EXERCISE DESCRIPTION: Locate all lines with the word "personer" and copy them out.

(Dataset entries on figures)
◇ ◇ ◇

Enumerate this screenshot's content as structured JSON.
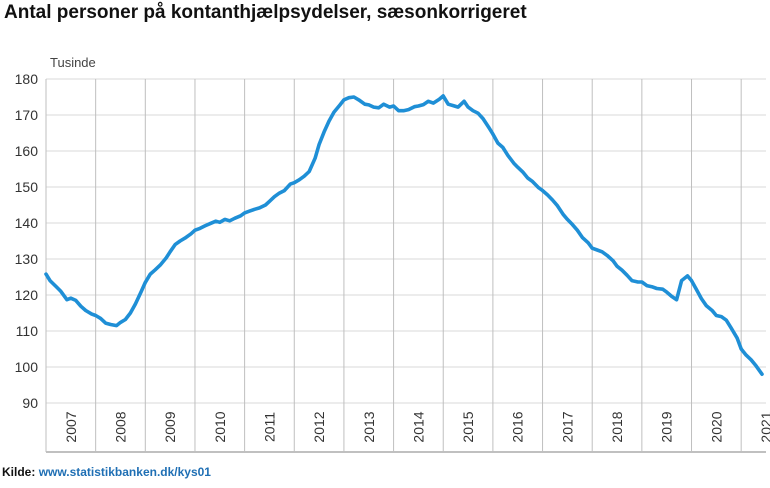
{
  "title": "Antal personer på kontanthjælpsydelser, sæsonkorrigeret",
  "source": {
    "label": "Kilde:",
    "link_text": "www.statistikbanken.dk/kys01"
  },
  "colors": {
    "line": "#1f8fd6",
    "grid": "#d9d9d9",
    "axis": "#808080",
    "source_link": "#1f6fb4"
  },
  "chart_data": {
    "type": "line",
    "title": "Antal personer på kontanthjælpsydelser, sæsonkorrigeret",
    "ylabel": "Tusinde",
    "xlabel": "",
    "ylim": [
      90,
      180
    ],
    "xlim": [
      2007.0,
      2021.5
    ],
    "yticks": [
      90,
      100,
      110,
      120,
      130,
      140,
      150,
      160,
      170,
      180
    ],
    "xtick_labels": [
      "2007",
      "2008",
      "2009",
      "2010",
      "2011",
      "2012",
      "2013",
      "2014",
      "2015",
      "2016",
      "2017",
      "2018",
      "2019",
      "2020",
      "2021"
    ],
    "grid": "horizontal",
    "legend": "none",
    "series": [
      {
        "x": [
          2007.0,
          2007.08,
          2007.2,
          2007.3,
          2007.42,
          2007.5,
          2007.6,
          2007.7,
          2007.8,
          2007.92,
          2008.0,
          2008.1,
          2008.2,
          2008.3,
          2008.42,
          2008.5,
          2008.6,
          2008.7,
          2008.8,
          2008.92,
          2009.0,
          2009.1,
          2009.2,
          2009.3,
          2009.42,
          2009.5,
          2009.6,
          2009.7,
          2009.8,
          2009.92,
          2010.0,
          2010.1,
          2010.2,
          2010.3,
          2010.42,
          2010.5,
          2010.6,
          2010.7,
          2010.8,
          2010.92,
          2011.0,
          2011.1,
          2011.2,
          2011.3,
          2011.42,
          2011.5,
          2011.6,
          2011.7,
          2011.8,
          2011.92,
          2012.0,
          2012.1,
          2012.2,
          2012.3,
          2012.42,
          2012.5,
          2012.6,
          2012.7,
          2012.8,
          2012.92,
          2013.0,
          2013.1,
          2013.2,
          2013.3,
          2013.42,
          2013.5,
          2013.6,
          2013.7,
          2013.8,
          2013.92,
          2014.0,
          2014.1,
          2014.2,
          2014.3,
          2014.42,
          2014.5,
          2014.6,
          2014.7,
          2014.8,
          2014.92,
          2015.0,
          2015.1,
          2015.2,
          2015.3,
          2015.42,
          2015.5,
          2015.6,
          2015.7,
          2015.8,
          2015.92,
          2016.0,
          2016.1,
          2016.2,
          2016.3,
          2016.42,
          2016.5,
          2016.6,
          2016.7,
          2016.8,
          2016.92,
          2017.0,
          2017.1,
          2017.2,
          2017.3,
          2017.42,
          2017.5,
          2017.6,
          2017.7,
          2017.8,
          2017.92,
          2018.0,
          2018.1,
          2018.2,
          2018.3,
          2018.42,
          2018.5,
          2018.6,
          2018.7,
          2018.8,
          2018.92,
          2019.0,
          2019.1,
          2019.2,
          2019.3,
          2019.42,
          2019.5,
          2019.6,
          2019.7,
          2019.8,
          2019.92,
          2020.0,
          2020.1,
          2020.2,
          2020.3,
          2020.42,
          2020.5,
          2020.6,
          2020.7,
          2020.8,
          2020.92,
          2021.0,
          2021.1,
          2021.2,
          2021.3,
          2021.42
        ],
        "values": [
          125.8,
          124.0,
          122.4,
          121.0,
          118.7,
          119.1,
          118.5,
          116.9,
          115.7,
          114.7,
          114.3,
          113.5,
          112.2,
          111.8,
          111.5,
          112.4,
          113.2,
          115.0,
          117.5,
          121.0,
          123.5,
          125.8,
          127.0,
          128.3,
          130.3,
          132.0,
          134.0,
          135.0,
          135.8,
          137.0,
          138.0,
          138.5,
          139.2,
          139.8,
          140.5,
          140.2,
          141.0,
          140.6,
          141.3,
          142.0,
          142.8,
          143.3,
          143.8,
          144.2,
          145.0,
          146.0,
          147.3,
          148.3,
          149.0,
          150.8,
          151.2,
          152.0,
          153.0,
          154.3,
          158.0,
          161.8,
          165.3,
          168.3,
          170.8,
          172.8,
          174.2,
          174.8,
          175.0,
          174.2,
          173.0,
          172.8,
          172.2,
          172.0,
          173.0,
          172.2,
          172.5,
          171.2,
          171.2,
          171.5,
          172.3,
          172.5,
          172.9,
          173.8,
          173.3,
          174.4,
          175.3,
          173.0,
          172.6,
          172.2,
          173.8,
          172.2,
          171.2,
          170.5,
          169.0,
          166.5,
          164.7,
          162.2,
          161.0,
          158.8,
          156.6,
          155.5,
          154.2,
          152.5,
          151.5,
          149.8,
          149.0,
          147.8,
          146.4,
          144.8,
          142.3,
          141.0,
          139.6,
          138.0,
          136.0,
          134.5,
          133.0,
          132.5,
          132.0,
          131.0,
          129.5,
          128.0,
          126.9,
          125.5,
          124.0,
          123.6,
          123.6,
          122.6,
          122.3,
          121.8,
          121.6,
          120.8,
          119.6,
          118.7,
          124.0,
          125.3,
          124.0,
          121.5,
          119.0,
          117.0,
          115.6,
          114.3,
          114.0,
          113.0,
          110.8,
          108.0,
          105.0,
          103.3,
          102.0,
          100.3,
          98.0
        ]
      }
    ]
  }
}
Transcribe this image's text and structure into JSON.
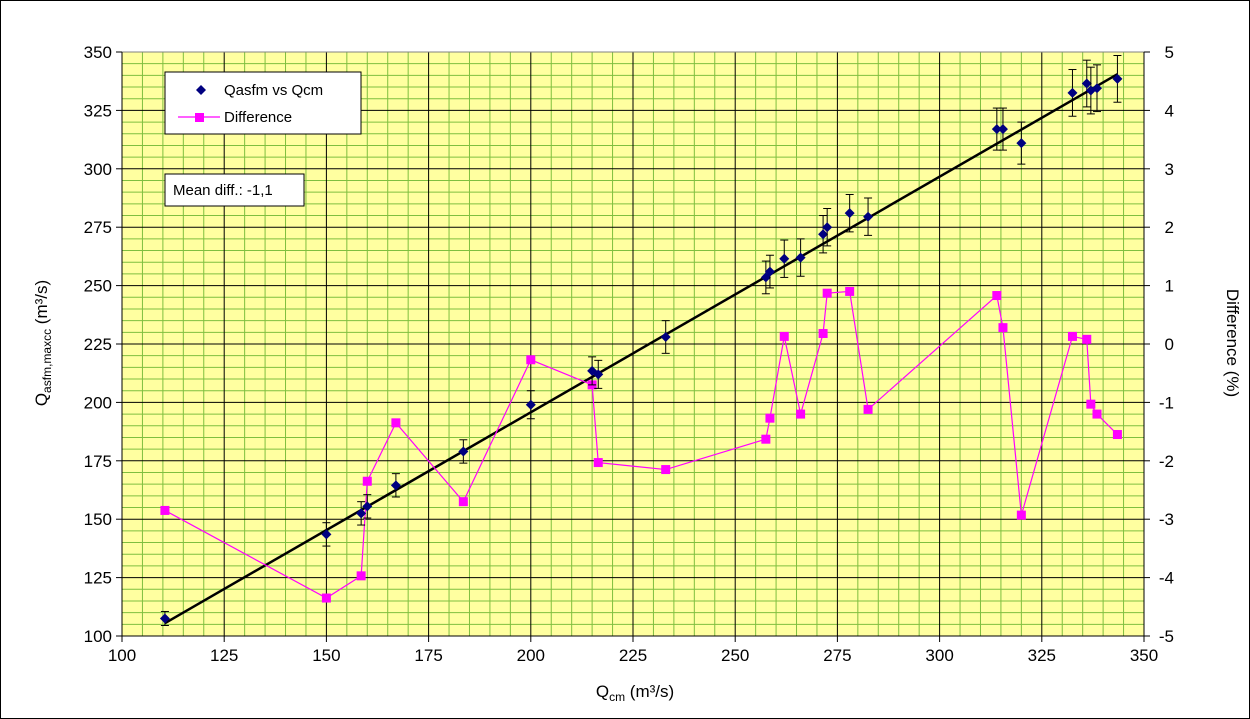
{
  "chart_data": {
    "type": "scatter",
    "xlabel": {
      "main": "Q",
      "sub": "cm",
      "unit": " (m³/s)"
    },
    "ylabel": {
      "main": "Q",
      "sub": "asfm,maxcc",
      "unit": " (m³/s)"
    },
    "y2label": "Difference (%)",
    "xlim": [
      100,
      350
    ],
    "ylim": [
      100,
      350
    ],
    "y2lim": [
      -5,
      5
    ],
    "x_ticks": [
      "100",
      "125",
      "150",
      "175",
      "200",
      "225",
      "250",
      "275",
      "300",
      "325",
      "350"
    ],
    "y_ticks": [
      "100",
      "125",
      "150",
      "175",
      "200",
      "225",
      "250",
      "275",
      "300",
      "325",
      "350"
    ],
    "y2_ticks": [
      "-5",
      "-4",
      "-3",
      "-2",
      "-1",
      "0",
      "1",
      "2",
      "3",
      "4",
      "5"
    ],
    "grid": true,
    "legend_position": "top-left",
    "annotation": "Mean diff.: -1,1",
    "colors": {
      "plot_bg": "#ffffa0",
      "minor_grid": "#7fbf3f",
      "major_grid": "#000000",
      "series1": "#000080",
      "series2": "#ff00ff",
      "fit_line": "#000000"
    },
    "series": [
      {
        "name": "Qasfm vs Qcm",
        "marker": "diamond",
        "axis": "left",
        "points": [
          {
            "x": 110.5,
            "y": 107.5,
            "err": 3
          },
          {
            "x": 150,
            "y": 143.5,
            "err": 5
          },
          {
            "x": 158.5,
            "y": 152.5,
            "err": 5
          },
          {
            "x": 160,
            "y": 155.5,
            "err": 5
          },
          {
            "x": 167,
            "y": 164.5,
            "err": 5
          },
          {
            "x": 183.5,
            "y": 179,
            "err": 5
          },
          {
            "x": 200,
            "y": 199,
            "err": 6
          },
          {
            "x": 215,
            "y": 213.5,
            "err": 6
          },
          {
            "x": 216.5,
            "y": 212,
            "err": 6
          },
          {
            "x": 233,
            "y": 228,
            "err": 7
          },
          {
            "x": 257.5,
            "y": 253.5,
            "err": 7
          },
          {
            "x": 258.5,
            "y": 256,
            "err": 7
          },
          {
            "x": 262,
            "y": 261.5,
            "err": 8
          },
          {
            "x": 266,
            "y": 262,
            "err": 8
          },
          {
            "x": 271.5,
            "y": 272,
            "err": 8
          },
          {
            "x": 272.5,
            "y": 275,
            "err": 8
          },
          {
            "x": 278,
            "y": 281,
            "err": 8
          },
          {
            "x": 282.5,
            "y": 279.5,
            "err": 8
          },
          {
            "x": 314,
            "y": 317,
            "err": 9
          },
          {
            "x": 315.5,
            "y": 317,
            "err": 9
          },
          {
            "x": 320,
            "y": 311,
            "err": 9
          },
          {
            "x": 332.5,
            "y": 332.5,
            "err": 10
          },
          {
            "x": 336,
            "y": 336.5,
            "err": 10
          },
          {
            "x": 337,
            "y": 333.5,
            "err": 10
          },
          {
            "x": 338.5,
            "y": 334.5,
            "err": 10
          },
          {
            "x": 343.5,
            "y": 338.5,
            "err": 10
          }
        ]
      },
      {
        "name": "Difference",
        "marker": "square",
        "axis": "right",
        "points": [
          {
            "x": 110.5,
            "y": -2.85
          },
          {
            "x": 150,
            "y": -4.35
          },
          {
            "x": 158.5,
            "y": -3.97
          },
          {
            "x": 160,
            "y": -2.35
          },
          {
            "x": 167,
            "y": -1.35
          },
          {
            "x": 183.5,
            "y": -2.7
          },
          {
            "x": 200,
            "y": -0.27
          },
          {
            "x": 215,
            "y": -0.7
          },
          {
            "x": 216.5,
            "y": -2.03
          },
          {
            "x": 233,
            "y": -2.15
          },
          {
            "x": 257.5,
            "y": -1.63
          },
          {
            "x": 258.5,
            "y": -1.27
          },
          {
            "x": 262,
            "y": 0.13
          },
          {
            "x": 266,
            "y": -1.2
          },
          {
            "x": 271.5,
            "y": 0.18
          },
          {
            "x": 272.5,
            "y": 0.87
          },
          {
            "x": 278,
            "y": 0.9
          },
          {
            "x": 282.5,
            "y": -1.12
          },
          {
            "x": 314,
            "y": 0.83
          },
          {
            "x": 315.5,
            "y": 0.28
          },
          {
            "x": 320,
            "y": -2.93
          },
          {
            "x": 332.5,
            "y": 0.13
          },
          {
            "x": 336,
            "y": 0.08
          },
          {
            "x": 337,
            "y": -1.03
          },
          {
            "x": 338.5,
            "y": -1.2
          },
          {
            "x": 343.5,
            "y": -1.55
          }
        ]
      }
    ],
    "fit_line": {
      "x": [
        110.5,
        343.5
      ],
      "y": [
        105.5,
        340.5
      ]
    }
  }
}
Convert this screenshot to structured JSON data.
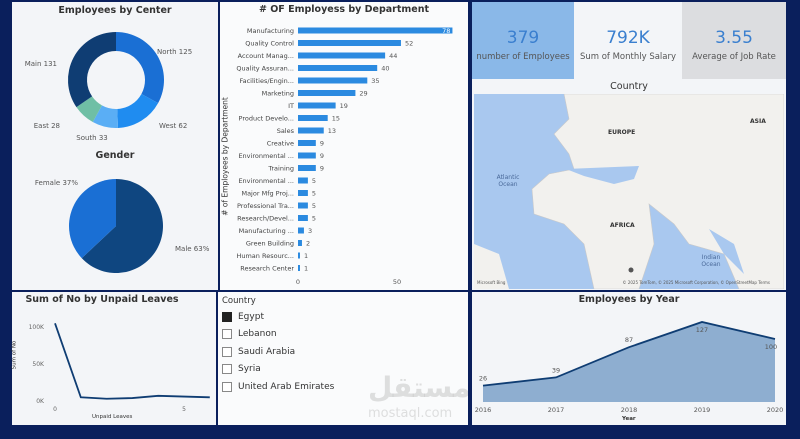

◇ ◇ ◇

WRITTEN ANSWER:
  "title": "Antal personer på kontanthjælpsydelser, sæsonkorrigeret",
    "title": "Antal personer på kontanthjælpsydelser, sæsonkorrigeret",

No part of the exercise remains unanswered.